▶ DATASET CONTENT

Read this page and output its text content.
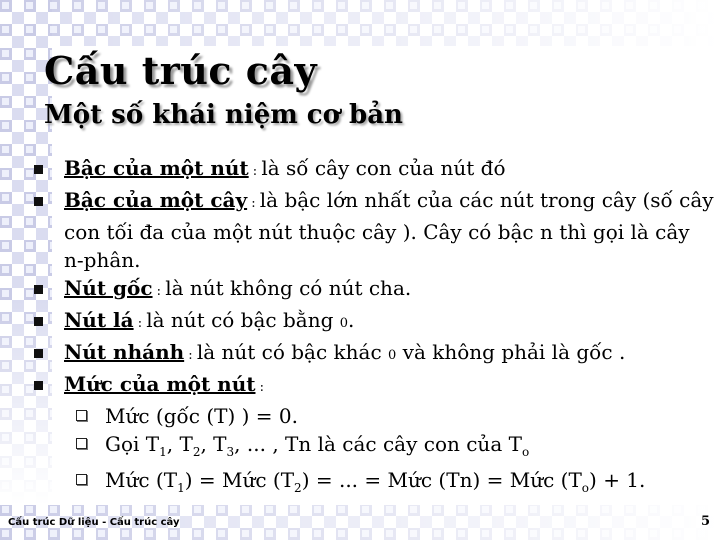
Cấu trúc cây
Một số khái niệm cơ bản
Bậc của một nút : là số cây con của nút đó
Bậc của một cây : là bậc lớn nhất của các nút trong cây (số cây con tối đa của một nút thuộc cây ). Cây có bậc n thì gọi là cây n-phân.
Nút gốc : là nút không có nút cha.
Nút lá : là nút có bậc bằng 0.
Nút nhánh : là nút có bậc khác 0 và không phải là gốc .
Mức của một nút :
Mức (gốc (T) ) = 0.
Gọi $T_1$, $T_2$, $T_3$, ... , Tn là các cây con của $T_o$
Mức $(T_1)$ = Mức $(T_2)$ = ... = Mức (Tn) = Mức $(T_o) + 1$.
Cấu trúc Dữ liệu - Cấu trúc cây	5
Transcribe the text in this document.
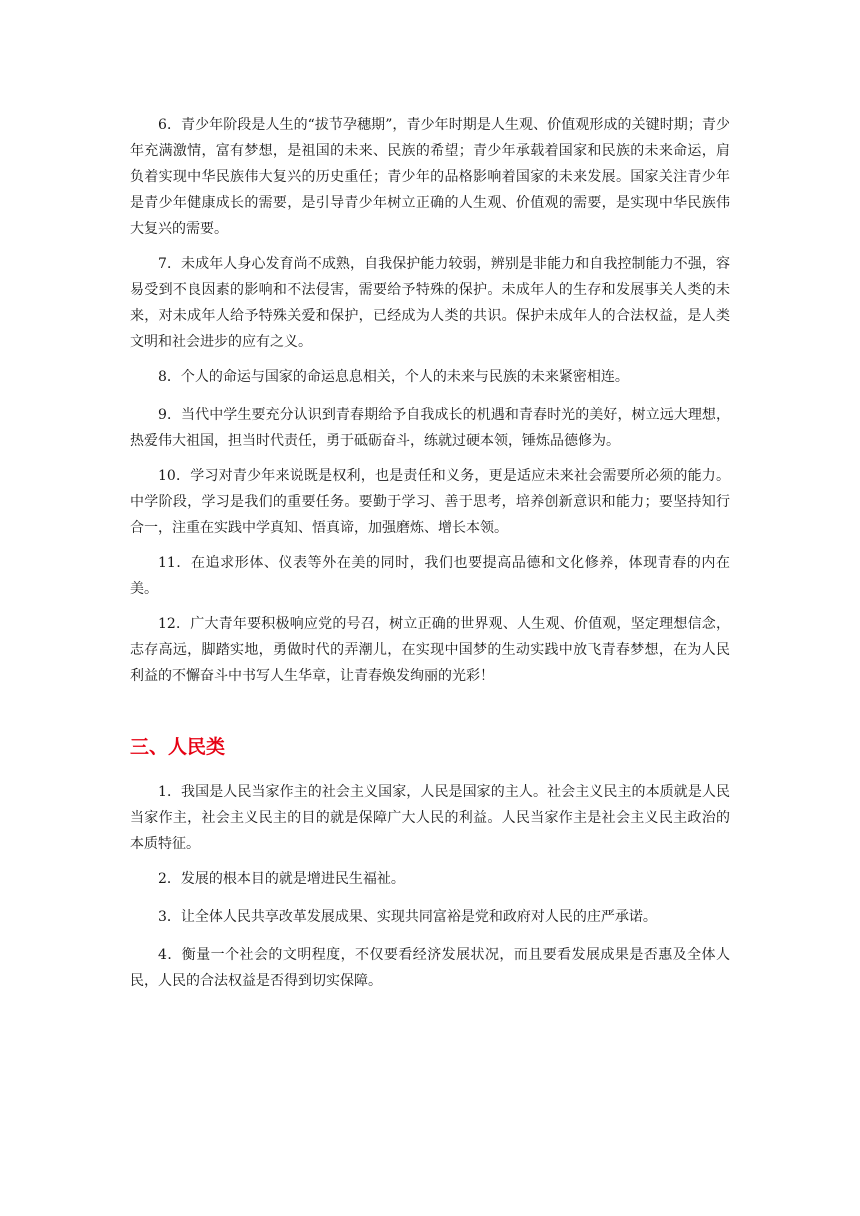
6．青少年阶段是人生的“拔节孕穗期”，青少年时期是人生观、价值观形成的关键时期；青少年充满激情，富有梦想，是祖国的未来、民族的希望；青少年承载着国家和民族的未来命运，肩负着实现中华民族伟大复兴的历史重任；青少年的品格影响着国家的未来发展。国家关注青少年是青少年健康成长的需要，是引导青少年树立正确的人生观、价值观的需要，是实现中华民族伟大复兴的需要。

7．未成年人身心发育尚不成熟，自我保护能力较弱，辨别是非能力和自我控制能力不强，容易受到不良因素的影响和不法侵害，需要给予特殊的保护。未成年人的生存和发展事关人类的未来，对未成年人给予特殊关爱和保护，已经成为人类的共识。保护未成年人的合法权益，是人类文明和社会进步的应有之义。

8．个人的命运与国家的命运息息相关，个人的未来与民族的未来紧密相连。

9．当代中学生要充分认识到青春期给予自我成长的机遇和青春时光的美好，树立远大理想，热爱伟大祖国，担当时代责任，勇于砥砺奋斗，练就过硬本领，锤炼品德修为。

10．学习对青少年来说既是权利，也是责任和义务，更是适应未来社会需要所必须的能力。中学阶段，学习是我们的重要任务。要勤于学习、善于思考，培养创新意识和能力；要坚持知行合一，注重在实践中学真知、悟真谛，加强磨炼、增长本领。

11．在追求形体、仪表等外在美的同时，我们也要提高品德和文化修养，体现青春的内在美。

12．广大青年要积极响应党的号召，树立正确的世界观、人生观、价值观，坚定理想信念，志存高远，脚踏实地，勇做时代的弄潮儿，在实现中国梦的生动实践中放飞青春梦想，在为人民利益的不懈奋斗中书写人生华章，让青春焕发绚丽的光彩！

三、人民类

1．我国是人民当家作主的社会主义国家，人民是国家的主人。社会主义民主的本质就是人民当家作主，社会主义民主的目的就是保障广大人民的利益。人民当家作主是社会主义民主政治的本质特征。

2．发展的根本目的就是增进民生福祉。

3．让全体人民共享改革发展成果、实现共同富裕是党和政府对人民的庄严承诺。

4．衡量一个社会的文明程度，不仅要看经济发展状况，而且要看发展成果是否惠及全体人民，人民的合法权益是否得到切实保障。
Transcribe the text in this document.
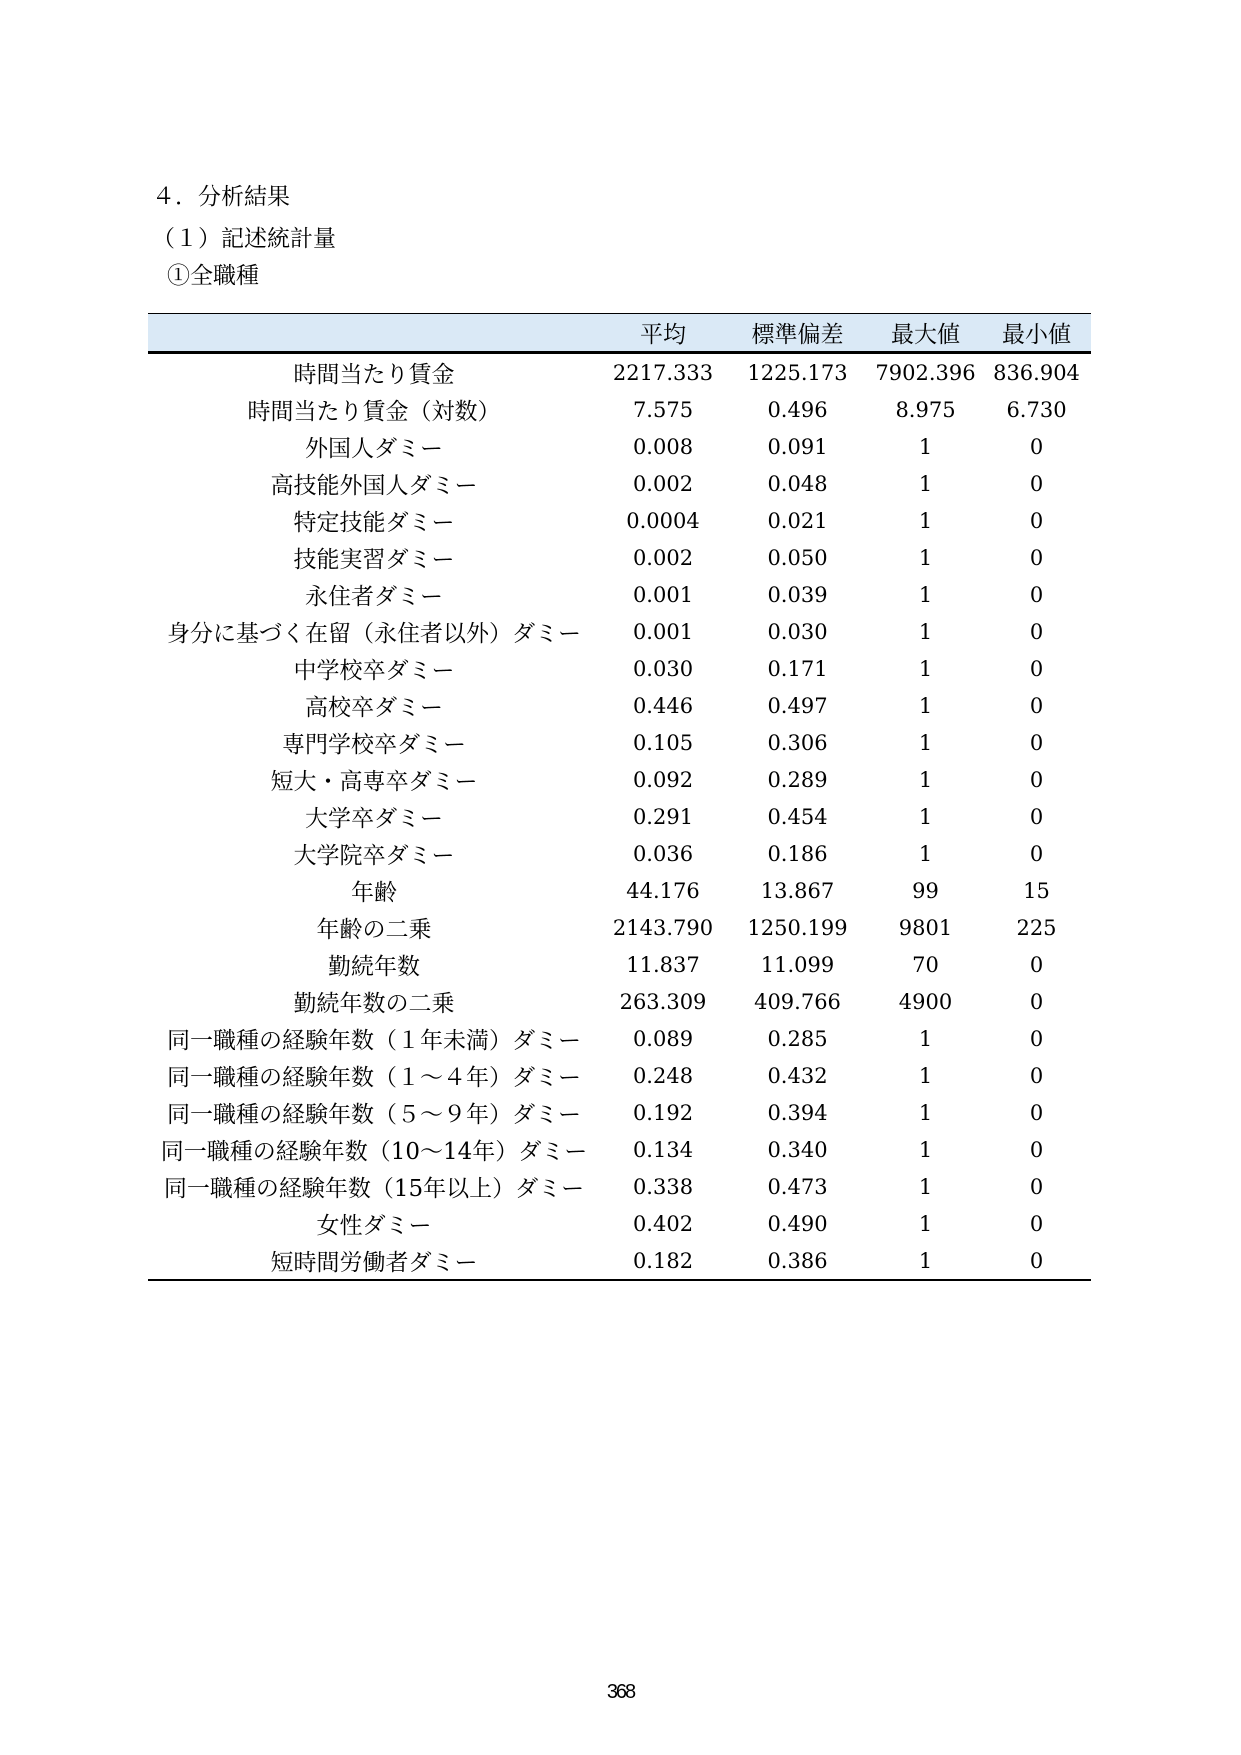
４．分析結果
（１）記述統計量
①全職種
	平均	標準偏差	最大値	最小値
時間当たり賃金	2217.333	1225.173	7902.396	836.904
時間当たり賃金（対数）	7.575	0.496	8.975	6.730
外国人ダミー	0.008	0.091	1	0
高技能外国人ダミー	0.002	0.048	1	0
特定技能ダミー	0.0004	0.021	1	0
技能実習ダミー	0.002	0.050	1	0
永住者ダミー	0.001	0.039	1	0
身分に基づく在留（永住者以外）ダミー	0.001	0.030	1	0
中学校卒ダミー	0.030	0.171	1	0
高校卒ダミー	0.446	0.497	1	0
専門学校卒ダミー	0.105	0.306	1	0
短大・高専卒ダミー	0.092	0.289	1	0
大学卒ダミー	0.291	0.454	1	0
大学院卒ダミー	0.036	0.186	1	0
年齢	44.176	13.867	99	15
年齢の二乗	2143.790	1250.199	9801	225
勤続年数	11.837	11.099	70	0
勤続年数の二乗	263.309	409.766	4900	0
同一職種の経験年数（１年未満）ダミー	0.089	0.285	1	0
同一職種の経験年数（１～４年）ダミー	0.248	0.432	1	0
同一職種の経験年数（５～９年）ダミー	0.192	0.394	1	0
同一職種の経験年数（10～14年）ダミー	0.134	0.340	1	0
同一職種の経験年数（15年以上）ダミー	0.338	0.473	1	0
女性ダミー	0.402	0.490	1	0
短時間労働者ダミー	0.182	0.386	1	0
368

▶ OBJECTIVE
Go through the listing above and write it all out exactly, leaving out any picture.

▶ WRITTEN REPLY
Read this page and output its text content.
Cấu trúc cây
Một số khái niệm cơ bản
Bậc của một nút : là số cây con của nút đó
Bậc của một cây : là bậc lớn nhất của các nút trong cây (số cây con tối đa của một nút thuộc cây ). Cây có bậc n thì gọi là cây n-phân.
Nút gốc : là nút không có nút cha.
Nút lá : là nút có bậc bằng 0.
Nút nhánh : là nút có bậc khác 0 và không phải là gốc .
Mức của một nút :
Mức (gốc (T) ) = 0.
Gọi $T_1$, $T_2$, $T_3$, ... , Tn là các cây con của $T_o$
Mức $(T_1)$ = Mức $(T_2)$ = ... = Mức (Tn) = Mức $(T_o) + 1$.
Cấu trúc Dữ liệu - Cấu trúc cây	5
Transcribe the text in this document.
6．青少年阶段是人生的“拔节孕穗期”，青少年时期是人生观、价值观形成的关键时期；青少年充满激情，富有梦想，是祖国的未来、民族的希望；青少年承载着国家和民族的未来命运，肩负着实现中华民族伟大复兴的历史重任；青少年的品格影响着国家的未来发展。国家关注青少年是青少年健康成长的需要，是引导青少年树立正确的人生观、价值观的需要，是实现中华民族伟大复兴的需要。

7．未成年人身心发育尚不成熟，自我保护能力较弱，辨别是非能力和自我控制能力不强，容易受到不良因素的影响和不法侵害，需要给予特殊的保护。未成年人的生存和发展事关人类的未来，对未成年人给予特殊关爱和保护，已经成为人类的共识。保护未成年人的合法权益，是人类文明和社会进步的应有之义。

8．个人的命运与国家的命运息息相关，个人的未来与民族的未来紧密相连。

9．当代中学生要充分认识到青春期给予自我成长的机遇和青春时光的美好，树立远大理想，热爱伟大祖国，担当时代责任，勇于砥砺奋斗，练就过硬本领，锤炼品德修为。

10．学习对青少年来说既是权利，也是责任和义务，更是适应未来社会需要所必须的能力。中学阶段，学习是我们的重要任务。要勤于学习、善于思考，培养创新意识和能力；要坚持知行合一，注重在实践中学真知、悟真谛，加强磨炼、增长本领。

11．在追求形体、仪表等外在美的同时，我们也要提高品德和文化修养，体现青春的内在美。

12．广大青年要积极响应党的号召，树立正确的世界观、人生观、价值观，坚定理想信念，志存高远，脚踏实地，勇做时代的弄潮儿，在实现中国梦的生动实践中放飞青春梦想，在为人民利益的不懈奋斗中书写人生华章，让青春焕发绚丽的光彩！

三、人民类

1．我国是人民当家作主的社会主义国家，人民是国家的主人。社会主义民主的本质就是人民当家作主，社会主义民主的目的就是保障广大人民的利益。人民当家作主是社会主义民主政治的本质特征。

2．发展的根本目的就是增进民生福祉。

3．让全体人民共享改革发展成果、实现共同富裕是党和政府对人民的庄严承诺。

4．衡量一个社会的文明程度，不仅要看经济发展状况，而且要看发展成果是否惠及全体人民，人民的合法权益是否得到切实保障。
Transcribe the text in this document.
４．分析結果
（１）記述統計量
①全職種
	平均	標準偏差	最大値	最小値
時間当たり賃金	2217.333	1225.173	7902.396	836.904
時間当たり賃金（対数）	7.575	0.496	8.975	6.730
外国人ダミー	0.008	0.091	1	0
高技能外国人ダミー	0.002	0.048	1	0
特定技能ダミー	0.0004	0.021	1	0
技能実習ダミー	0.002	0.050	1	0
永住者ダミー	0.001	0.039	1	0
身分に基づく在留（永住者以外）ダミー	0.001	0.030	1	0
中学校卒ダミー	0.030	0.171	1	0
高校卒ダミー	0.446	0.497	1	0
専門学校卒ダミー	0.105	0.306	1	0
短大・高専卒ダミー	0.092	0.289	1	0
大学卒ダミー	0.291	0.454	1	0
大学院卒ダミー	0.036	0.186	1	0
年齢	44.176	13.867	99	15
年齢の二乗	2143.790	1250.199	9801	225
勤続年数	11.837	11.099	70	0
勤続年数の二乗	263.309	409.766	4900	0
同一職種の経験年数（１年未満）ダミー	0.089	0.285	1	0
同一職種の経験年数（１～４年）ダミー	0.248	0.432	1	0
同一職種の経験年数（５～９年）ダミー	0.192	0.394	1	0
同一職種の経験年数（10～14年）ダミー	0.134	0.340	1	0
同一職種の経験年数（15年以上）ダミー	0.338	0.473	1	0
女性ダミー	0.402	0.490	1	0
短時間労働者ダミー	0.182	0.386	1	0
368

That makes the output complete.